▸ **Goal**
Look at the entries below and reproduce them exactly.

▸ **Excerpted records**
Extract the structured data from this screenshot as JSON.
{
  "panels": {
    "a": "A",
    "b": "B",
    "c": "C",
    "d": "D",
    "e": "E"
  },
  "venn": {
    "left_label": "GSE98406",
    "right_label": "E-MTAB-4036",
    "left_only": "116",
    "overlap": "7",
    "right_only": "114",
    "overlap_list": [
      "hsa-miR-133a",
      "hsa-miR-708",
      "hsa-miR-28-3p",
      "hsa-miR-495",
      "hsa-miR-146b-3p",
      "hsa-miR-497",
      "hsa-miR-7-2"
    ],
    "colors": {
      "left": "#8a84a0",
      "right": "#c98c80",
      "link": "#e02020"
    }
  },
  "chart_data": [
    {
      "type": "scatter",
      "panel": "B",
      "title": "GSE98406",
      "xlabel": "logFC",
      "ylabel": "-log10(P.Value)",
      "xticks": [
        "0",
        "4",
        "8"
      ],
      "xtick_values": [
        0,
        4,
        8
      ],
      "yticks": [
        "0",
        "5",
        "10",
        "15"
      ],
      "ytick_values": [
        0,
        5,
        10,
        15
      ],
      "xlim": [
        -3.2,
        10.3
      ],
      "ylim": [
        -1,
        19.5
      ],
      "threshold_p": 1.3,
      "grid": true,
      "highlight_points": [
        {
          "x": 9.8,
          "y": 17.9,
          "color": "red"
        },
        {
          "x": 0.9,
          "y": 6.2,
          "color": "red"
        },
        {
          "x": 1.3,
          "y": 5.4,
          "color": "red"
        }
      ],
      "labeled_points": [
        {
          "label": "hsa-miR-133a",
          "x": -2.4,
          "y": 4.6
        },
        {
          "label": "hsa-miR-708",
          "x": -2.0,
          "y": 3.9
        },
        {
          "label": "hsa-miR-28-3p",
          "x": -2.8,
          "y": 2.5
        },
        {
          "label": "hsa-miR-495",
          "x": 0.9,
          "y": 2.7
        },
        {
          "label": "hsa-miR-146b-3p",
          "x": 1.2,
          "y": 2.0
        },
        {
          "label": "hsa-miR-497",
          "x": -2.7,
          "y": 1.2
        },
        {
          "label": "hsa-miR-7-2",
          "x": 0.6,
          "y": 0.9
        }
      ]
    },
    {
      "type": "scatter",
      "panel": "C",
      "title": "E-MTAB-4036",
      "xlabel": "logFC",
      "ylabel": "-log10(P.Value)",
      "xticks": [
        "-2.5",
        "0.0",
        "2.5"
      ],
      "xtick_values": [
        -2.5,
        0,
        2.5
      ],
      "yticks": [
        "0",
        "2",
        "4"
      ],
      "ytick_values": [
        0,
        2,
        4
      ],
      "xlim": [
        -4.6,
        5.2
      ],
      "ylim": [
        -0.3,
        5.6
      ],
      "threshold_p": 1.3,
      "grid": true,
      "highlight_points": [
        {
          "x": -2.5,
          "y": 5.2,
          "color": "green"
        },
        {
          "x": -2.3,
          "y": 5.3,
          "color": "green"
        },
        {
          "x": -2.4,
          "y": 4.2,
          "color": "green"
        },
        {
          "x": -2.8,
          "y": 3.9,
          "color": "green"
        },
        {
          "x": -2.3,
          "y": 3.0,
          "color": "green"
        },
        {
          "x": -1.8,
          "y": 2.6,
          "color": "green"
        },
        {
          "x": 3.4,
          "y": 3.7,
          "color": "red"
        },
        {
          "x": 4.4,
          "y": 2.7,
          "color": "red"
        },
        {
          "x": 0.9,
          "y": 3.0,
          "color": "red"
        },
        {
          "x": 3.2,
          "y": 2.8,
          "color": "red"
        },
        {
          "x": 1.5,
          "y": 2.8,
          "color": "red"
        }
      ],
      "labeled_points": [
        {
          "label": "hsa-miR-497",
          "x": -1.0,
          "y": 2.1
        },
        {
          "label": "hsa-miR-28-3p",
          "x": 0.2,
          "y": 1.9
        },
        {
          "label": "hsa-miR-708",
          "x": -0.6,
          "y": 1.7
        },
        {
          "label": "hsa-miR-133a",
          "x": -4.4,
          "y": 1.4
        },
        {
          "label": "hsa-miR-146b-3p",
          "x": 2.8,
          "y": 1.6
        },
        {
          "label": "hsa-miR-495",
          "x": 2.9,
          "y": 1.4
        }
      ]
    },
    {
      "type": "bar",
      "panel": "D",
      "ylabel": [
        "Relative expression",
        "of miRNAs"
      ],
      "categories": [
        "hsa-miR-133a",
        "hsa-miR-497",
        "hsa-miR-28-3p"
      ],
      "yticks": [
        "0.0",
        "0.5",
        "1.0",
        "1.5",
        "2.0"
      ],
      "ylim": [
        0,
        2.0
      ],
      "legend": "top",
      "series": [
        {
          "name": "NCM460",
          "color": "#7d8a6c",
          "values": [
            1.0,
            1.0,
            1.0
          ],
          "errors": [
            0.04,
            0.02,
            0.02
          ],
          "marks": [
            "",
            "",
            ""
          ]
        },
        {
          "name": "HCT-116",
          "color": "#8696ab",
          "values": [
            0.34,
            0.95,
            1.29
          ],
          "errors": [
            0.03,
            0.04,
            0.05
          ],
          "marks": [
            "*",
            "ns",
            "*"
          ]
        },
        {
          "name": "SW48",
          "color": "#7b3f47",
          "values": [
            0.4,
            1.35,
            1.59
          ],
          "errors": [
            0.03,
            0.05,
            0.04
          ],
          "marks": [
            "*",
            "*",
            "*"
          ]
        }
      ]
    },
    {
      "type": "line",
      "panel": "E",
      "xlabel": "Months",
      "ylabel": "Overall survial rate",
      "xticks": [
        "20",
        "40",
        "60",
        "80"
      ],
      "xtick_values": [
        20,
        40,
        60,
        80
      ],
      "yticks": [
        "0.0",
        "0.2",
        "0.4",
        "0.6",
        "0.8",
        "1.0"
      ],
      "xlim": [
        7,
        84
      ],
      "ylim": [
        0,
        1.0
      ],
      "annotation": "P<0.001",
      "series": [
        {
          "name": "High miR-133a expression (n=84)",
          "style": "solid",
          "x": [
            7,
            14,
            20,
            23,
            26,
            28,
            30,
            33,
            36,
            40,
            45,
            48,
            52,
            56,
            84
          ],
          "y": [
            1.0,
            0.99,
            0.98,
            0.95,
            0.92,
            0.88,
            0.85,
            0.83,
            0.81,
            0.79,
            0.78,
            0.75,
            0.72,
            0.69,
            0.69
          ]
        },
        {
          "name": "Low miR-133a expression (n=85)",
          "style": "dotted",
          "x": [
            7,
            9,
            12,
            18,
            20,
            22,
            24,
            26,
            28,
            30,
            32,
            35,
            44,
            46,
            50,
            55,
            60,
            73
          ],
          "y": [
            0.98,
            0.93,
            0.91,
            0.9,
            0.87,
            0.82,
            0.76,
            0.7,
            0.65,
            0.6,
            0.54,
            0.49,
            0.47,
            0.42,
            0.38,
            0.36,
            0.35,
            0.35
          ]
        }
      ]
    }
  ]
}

▸ **Solution to this problem**
Extract the structured data from this screenshot as JSON.
{
  "panels": {
    "a": "A",
    "b": "B",
    "c": "C",
    "d": "D",
    "e": "E"
  },
  "venn": {
    "left_label": "GSE98406",
    "right_label": "E-MTAB-4036",
    "left_only": "116",
    "overlap": "7",
    "right_only": "114",
    "overlap_list": [
      "hsa-miR-133a",
      "hsa-miR-708",
      "hsa-miR-28-3p",
      "hsa-miR-495",
      "hsa-miR-146b-3p",
      "hsa-miR-497",
      "hsa-miR-7-2"
    ],
    "colors": {
      "left": "#8a84a0",
      "right": "#c98c80",
      "link": "#e02020"
    }
  },
  "chart_data": [
    {
      "type": "scatter",
      "panel": "B",
      "title": "GSE98406",
      "xlabel": "logFC",
      "ylabel": "-log10(P.Value)",
      "xticks": [
        "0",
        "4",
        "8"
      ],
      "xtick_values": [
        0,
        4,
        8
      ],
      "yticks": [
        "0",
        "5",
        "10",
        "15"
      ],
      "ytick_values": [
        0,
        5,
        10,
        15
      ],
      "xlim": [
        -3.2,
        10.3
      ],
      "ylim": [
        -1,
        19.5
      ],
      "threshold_p": 1.3,
      "grid": true,
      "highlight_points": [
        {
          "x": 9.8,
          "y": 17.9,
          "color": "red"
        },
        {
          "x": 0.9,
          "y": 6.2,
          "color": "red"
        },
        {
          "x": 1.3,
          "y": 5.4,
          "color": "red"
        }
      ],
      "labeled_points": [
        {
          "label": "hsa-miR-133a",
          "x": -2.4,
          "y": 4.6
        },
        {
          "label": "hsa-miR-708",
          "x": -2.0,
          "y": 3.9
        },
        {
          "label": "hsa-miR-28-3p",
          "x": -2.8,
          "y": 2.5
        },
        {
          "label": "hsa-miR-495",
          "x": 0.9,
          "y": 2.7
        },
        {
          "label": "hsa-miR-146b-3p",
          "x": 1.2,
          "y": 2.0
        },
        {
          "label": "hsa-miR-497",
          "x": -2.7,
          "y": 1.2
        },
        {
          "label": "hsa-miR-7-2",
          "x": 0.6,
          "y": 0.9
        }
      ]
    },
    {
      "type": "scatter",
      "panel": "C",
      "title": "E-MTAB-4036",
      "xlabel": "logFC",
      "ylabel": "-log10(P.Value)",
      "xticks": [
        "-2.5",
        "0.0",
        "2.5"
      ],
      "xtick_values": [
        -2.5,
        0,
        2.5
      ],
      "yticks": [
        "0",
        "2",
        "4"
      ],
      "ytick_values": [
        0,
        2,
        4
      ],
      "xlim": [
        -4.6,
        5.2
      ],
      "ylim": [
        -0.3,
        5.6
      ],
      "threshold_p": 1.3,
      "grid": true,
      "highlight_points": [
        {
          "x": -2.5,
          "y": 5.2,
          "color": "green"
        },
        {
          "x": -2.3,
          "y": 5.3,
          "color": "green"
        },
        {
          "x": -2.4,
          "y": 4.2,
          "color": "green"
        },
        {
          "x": -2.8,
          "y": 3.9,
          "color": "green"
        },
        {
          "x": -2.3,
          "y": 3.0,
          "color": "green"
        },
        {
          "x": -1.8,
          "y": 2.6,
          "color": "green"
        },
        {
          "x": 3.4,
          "y": 3.7,
          "color": "red"
        },
        {
          "x": 4.4,
          "y": 2.7,
          "color": "red"
        },
        {
          "x": 0.9,
          "y": 3.0,
          "color": "red"
        },
        {
          "x": 3.2,
          "y": 2.8,
          "color": "red"
        },
        {
          "x": 1.5,
          "y": 2.8,
          "color": "red"
        }
      ],
      "labeled_points": [
        {
          "label": "hsa-miR-497",
          "x": -1.0,
          "y": 2.1
        },
        {
          "label": "hsa-miR-28-3p",
          "x": 0.2,
          "y": 1.9
        },
        {
          "label": "hsa-miR-708",
          "x": -0.6,
          "y": 1.7
        },
        {
          "label": "hsa-miR-133a",
          "x": -4.4,
          "y": 1.4
        },
        {
          "label": "hsa-miR-146b-3p",
          "x": 2.8,
          "y": 1.6
        },
        {
          "label": "hsa-miR-495",
          "x": 2.9,
          "y": 1.4
        }
      ]
    },
    {
      "type": "bar",
      "panel": "D",
      "ylabel": [
        "Relative expression",
        "of miRNAs"
      ],
      "categories": [
        "hsa-miR-133a",
        "hsa-miR-497",
        "hsa-miR-28-3p"
      ],
      "yticks": [
        "0.0",
        "0.5",
        "1.0",
        "1.5",
        "2.0"
      ],
      "ylim": [
        0,
        2.0
      ],
      "legend": "top",
      "series": [
        {
          "name": "NCM460",
          "color": "#7d8a6c",
          "values": [
            1.0,
            1.0,
            1.0
          ],
          "errors": [
            0.04,
            0.02,
            0.02
          ],
          "marks": [
            "",
            "",
            ""
          ]
        },
        {
          "name": "HCT-116",
          "color": "#8696ab",
          "values": [
            0.34,
            0.95,
            1.29
          ],
          "errors": [
            0.03,
            0.04,
            0.05
          ],
          "marks": [
            "*",
            "ns",
            "*"
          ]
        },
        {
          "name": "SW48",
          "color": "#7b3f47",
          "values": [
            0.4,
            1.35,
            1.59
          ],
          "errors": [
            0.03,
            0.05,
            0.04
          ],
          "marks": [
            "*",
            "*",
            "*"
          ]
        }
      ]
    },
    {
      "type": "line",
      "panel": "E",
      "xlabel": "Months",
      "ylabel": "Overall survial rate",
      "xticks": [
        "20",
        "40",
        "60",
        "80"
      ],
      "xtick_values": [
        20,
        40,
        60,
        80
      ],
      "yticks": [
        "0.0",
        "0.2",
        "0.4",
        "0.6",
        "0.8",
        "1.0"
      ],
      "xlim": [
        7,
        84
      ],
      "ylim": [
        0,
        1.0
      ],
      "annotation": "P<0.001",
      "series": [
        {
          "name": "High miR-133a expression (n=84)",
          "style": "solid",
          "x": [
            7,
            14,
            20,
            23,
            26,
            28,
            30,
            33,
            36,
            40,
            45,
            48,
            52,
            56,
            84
          ],
          "y": [
            1.0,
            0.99,
            0.98,
            0.95,
            0.92,
            0.88,
            0.85,
            0.83,
            0.81,
            0.79,
            0.78,
            0.75,
            0.72,
            0.69,
            0.69
          ]
        },
        {
          "name": "Low miR-133a expression (n=85)",
          "style": "dotted",
          "x": [
            7,
            9,
            12,
            18,
            20,
            22,
            24,
            26,
            28,
            30,
            32,
            35,
            44,
            46,
            50,
            55,
            60,
            73
          ],
          "y": [
            0.98,
            0.93,
            0.91,
            0.9,
            0.87,
            0.82,
            0.76,
            0.7,
            0.65,
            0.6,
            0.54,
            0.49,
            0.47,
            0.42,
            0.38,
            0.36,
            0.35,
            0.35
          ]
        }
      ]
    }
  ]
}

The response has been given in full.